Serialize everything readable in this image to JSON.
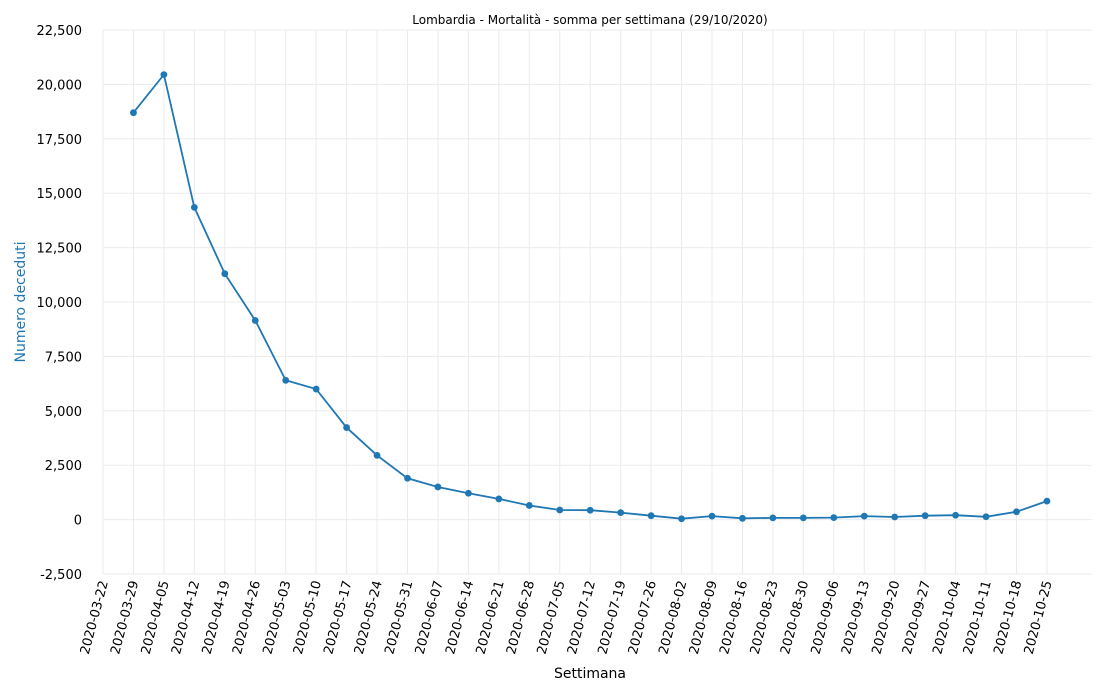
{
  "chart_data": {
    "type": "line",
    "title": "Lombardia - Mortalità - somma per settimana (29/10/2020)",
    "xlabel": "Settimana",
    "ylabel": "Numero deceduti",
    "ylim": [
      -2500,
      22500
    ],
    "yticks": [
      "-2,500",
      "0",
      "2,500",
      "5,000",
      "7,500",
      "10,000",
      "12,500",
      "15,000",
      "17,500",
      "20,000",
      "22,500"
    ],
    "ytick_values": [
      -2500,
      0,
      2500,
      5000,
      7500,
      10000,
      12500,
      15000,
      17500,
      20000,
      22500
    ],
    "grid": true,
    "line_color": "#1f77b4",
    "ylabel_color": "#1f77b4",
    "categories": [
      "2020-03-22",
      "2020-03-29",
      "2020-04-05",
      "2020-04-12",
      "2020-04-19",
      "2020-04-26",
      "2020-05-03",
      "2020-05-10",
      "2020-05-17",
      "2020-05-24",
      "2020-05-31",
      "2020-06-07",
      "2020-06-14",
      "2020-06-21",
      "2020-06-28",
      "2020-07-05",
      "2020-07-12",
      "2020-07-19",
      "2020-07-26",
      "2020-08-02",
      "2020-08-09",
      "2020-08-16",
      "2020-08-23",
      "2020-08-30",
      "2020-09-06",
      "2020-09-13",
      "2020-09-20",
      "2020-09-27",
      "2020-10-04",
      "2020-10-11",
      "2020-10-18",
      "2020-10-25"
    ],
    "values": [
      null,
      18700,
      20450,
      14350,
      11300,
      9150,
      6400,
      6000,
      4230,
      2950,
      1900,
      1500,
      1210,
      950,
      650,
      440,
      430,
      320,
      180,
      40,
      160,
      60,
      80,
      80,
      90,
      160,
      120,
      180,
      200,
      130,
      360,
      850
    ]
  }
}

######

▶ [To be done]:
Pictures stay out; repeat all the rest of the records exactly.

▶ [Problem solution]:
Serialize everything readable in this image to JSON.
{
  "chart_data": {
    "type": "line",
    "title": "Lombardia - Mortalità - somma per settimana (29/10/2020)",
    "xlabel": "Settimana",
    "ylabel": "Numero deceduti",
    "ylim": [
      -2500,
      22500
    ],
    "yticks": [
      "-2,500",
      "0",
      "2,500",
      "5,000",
      "7,500",
      "10,000",
      "12,500",
      "15,000",
      "17,500",
      "20,000",
      "22,500"
    ],
    "ytick_values": [
      -2500,
      0,
      2500,
      5000,
      7500,
      10000,
      12500,
      15000,
      17500,
      20000,
      22500
    ],
    "grid": true,
    "line_color": "#1f77b4",
    "ylabel_color": "#1f77b4",
    "categories": [
      "2020-03-22",
      "2020-03-29",
      "2020-04-05",
      "2020-04-12",
      "2020-04-19",
      "2020-04-26",
      "2020-05-03",
      "2020-05-10",
      "2020-05-17",
      "2020-05-24",
      "2020-05-31",
      "2020-06-07",
      "2020-06-14",
      "2020-06-21",
      "2020-06-28",
      "2020-07-05",
      "2020-07-12",
      "2020-07-19",
      "2020-07-26",
      "2020-08-02",
      "2020-08-09",
      "2020-08-16",
      "2020-08-23",
      "2020-08-30",
      "2020-09-06",
      "2020-09-13",
      "2020-09-20",
      "2020-09-27",
      "2020-10-04",
      "2020-10-11",
      "2020-10-18",
      "2020-10-25"
    ],
    "values": [
      null,
      18700,
      20450,
      14350,
      11300,
      9150,
      6400,
      6000,
      4230,
      2950,
      1900,
      1500,
      1210,
      950,
      650,
      440,
      430,
      320,
      180,
      40,
      160,
      60,
      80,
      80,
      90,
      160,
      120,
      180,
      200,
      130,
      360,
      850
    ]
  }
}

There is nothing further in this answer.